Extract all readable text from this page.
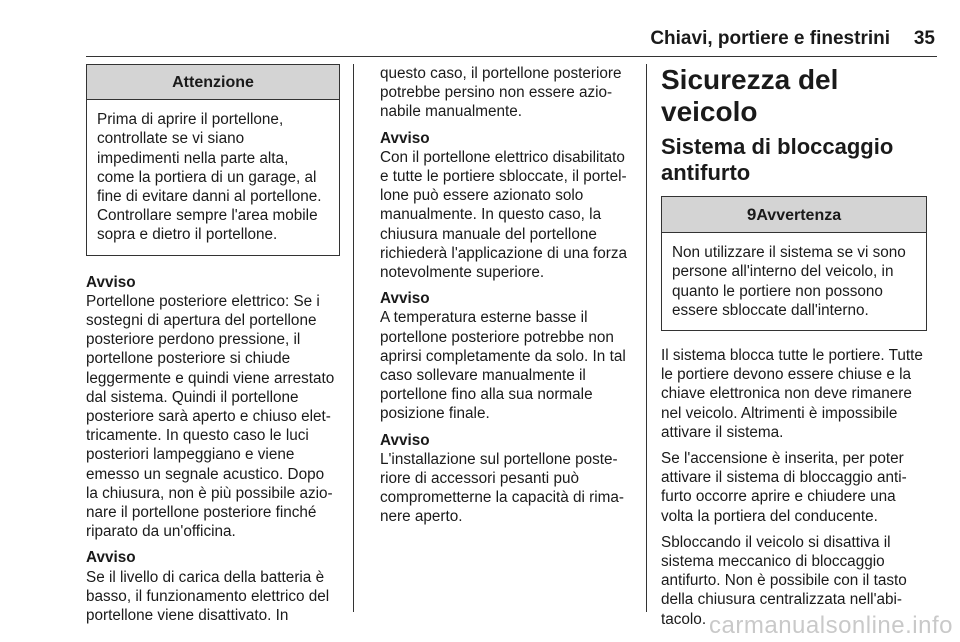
Chiavi, portiere e finestrini	35
Attenzione
Prima di aprire il portellone, controllate se vi siano impedimenti nella parte alta, come la portiera di un garage, al fine di evitare danni al portellone. Controllare sempre l'area mobile sopra e dietro il portellone.

Avviso

Portellone posteriore elettrico: Se i sostegni di apertura del portellone posteriore perdono pressione, il portellone posteriore si chiude leggermente e quindi viene arrestato dal sistema. Quindi il portellone posteriore sarà aperto e chiuso elet- tricamente. In questo caso le luci posteriori lampeggiano e viene emesso un segnale acustico. Dopo la chiusura, non è più possibile azio- nare il portellone posteriore finché riparato da un'officina.

Avviso

Se il livello di carica della batteria è basso, il funzionamento elettrico del portellone viene disattivato. In

questo caso, il portellone posteriore potrebbe persino non essere azio- nabile manualmente.

Avviso

Con il portellone elettrico disabilitato e tutte le portiere sbloccate, il portel- lone può essere azionato solo manualmente. In questo caso, la chiusura manuale del portellone richiederà l'applicazione di una forza notevolmente superiore.

Avviso

A temperatura esterne basse il portellone posteriore potrebbe non aprirsi completamente da solo. In tal caso sollevare manualmente il portellone fino alla sua normale posizione finale.

Avviso

L'installazione sul portellone poste- riore di accessori pesanti può comprometterne la capacità di rima- nere aperto.

Sicurezza del veicolo
Sistema di bloccaggio antifurto
9Avvertenza
Non utilizzare il sistema se vi sono persone all'interno del veicolo, in quanto le portiere non possono essere sbloccate dall'interno.

Il sistema blocca tutte le portiere. Tutte le portiere devono essere chiuse e la chiave elettronica non deve rimanere nel veicolo. Altrimenti è impossibile attivare il sistema.

Se l'accensione è inserita, per poter attivare il sistema di bloccaggio anti- furto occorre aprire e chiudere una volta la portiera del conducente.

Sbloccando il veicolo si disattiva il sistema meccanico di bloccaggio antifurto. Non è possibile con il tasto della chiusura centralizzata nell'abi- tacolo. carmanualsonline.info
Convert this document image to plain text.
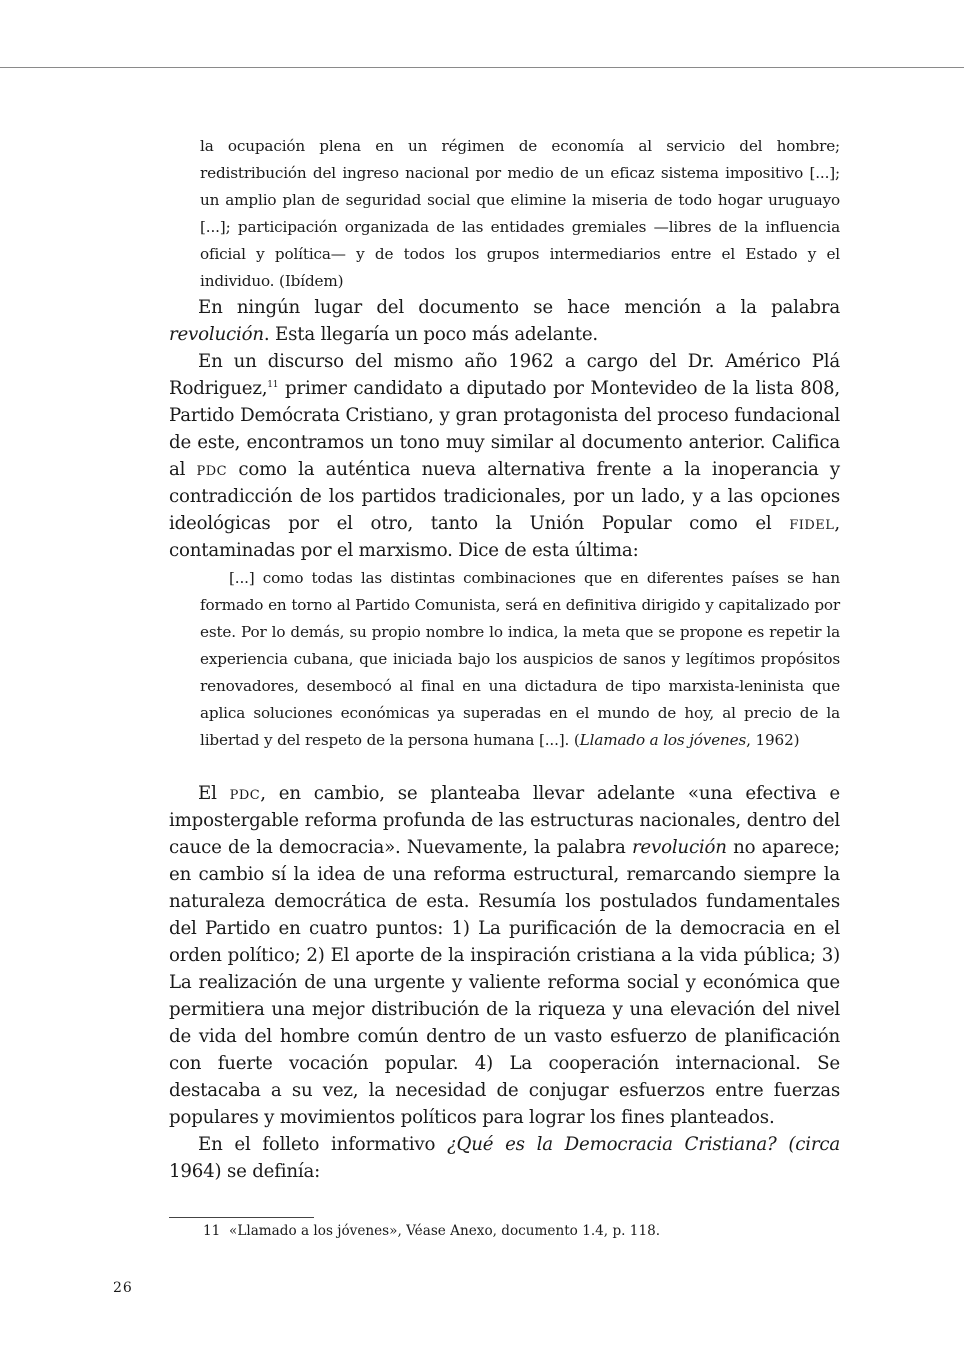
la ocupación plena en un régimen de economía al servicio del hombre; redistribución del ingreso nacional por medio de un eficaz sistema impositivo [...]; un amplio plan de seguridad social que elimine la miseria de todo hogar uruguayo [...]; participación organizada de las entidades gremiales —libres de la influencia oficial y política— y de todos los grupos intermediarios entre el Estado y el individuo. (Ibídem)

En ningún lugar del documento se hace mención a la palabra revolución. Esta llegaría un poco más adelante.

En un discurso del mismo año 1962 a cargo del Dr. Américo Plá Rodriguez,$^{11}$ primer candidato a diputado por Montevideo de la lista 808, Partido Demócrata Cristiano, y gran protagonista del proceso fundacional de este, encontramos un tono muy similar al documento anterior. Califica al pdc como la auténtica nueva alternativa frente a la inoperancia y contradicción de los partidos tradicionales, por un lado, y a las opciones ideológicas por el otro, tanto la Unión Popular como el fidel, contaminadas por el marxismo. Dice de esta última:

[...] como todas las distintas combinaciones que en diferentes países se han formado en torno al Partido Comunista, será en definitiva dirigido y capitalizado por este. Por lo demás, su propio nombre lo indica, la meta que se propone es repetir la experiencia cubana, que iniciada bajo los auspicios de sanos y legítimos propósitos renovadores, desembocó al final en una dictadura de tipo marxista-leninista que aplica soluciones económicas ya superadas en el mundo de hoy, al precio de la libertad y del respeto de la persona humana [...]. (Llamado a los jóvenes, 1962)

El pdc, en cambio, se planteaba llevar adelante «una efectiva e impostergable reforma profunda de las estructuras nacionales, dentro del cauce de la democracia». Nuevamente, la palabra revolución no aparece; en cambio sí la idea de una reforma estructural, remarcando siempre la naturaleza democrática de esta. Resumía los postulados fundamentales del Partido en cuatro puntos: 1) La purificación de la democracia en el orden político; 2) El aporte de la inspiración cristiana a la vida pública; 3) La realización de una urgente y valiente reforma social y económica que permitiera una mejor distribución de la riqueza y una elevación del nivel de vida del hombre común dentro de un vasto esfuerzo de planificación con fuerte vocación popular. 4) La cooperación internacional. Se destacaba a su vez, la necesidad de conjugar esfuerzos entre fuerzas populares y movimientos políticos para lograr los fines planteados.

En el folleto informativo ¿Qué es la Democracia Cristiana? (circa 1964) se definía:

11 «Llamado a los jóvenes», Véase Anexo, documento 1.4, p. 118.
26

★ ★ ★ ★

## THE REQUEST
Copy out every line of the data that includes "bloccaggio".

## RIGHT ANSWER
Sistema di bloccaggio antifurto
Se l'accensione è inserita, per poter attivare il sistema di bloccaggio anti- furto occorre aprire e chiudere una volta la portiera del conducente.
Sbloccando il veicolo si disattiva il sistema meccanico di bloccaggio antifurto. Non è possibile con il tasto della chiusura centralizzata nell'abi- tacolo. carmanualsonline.info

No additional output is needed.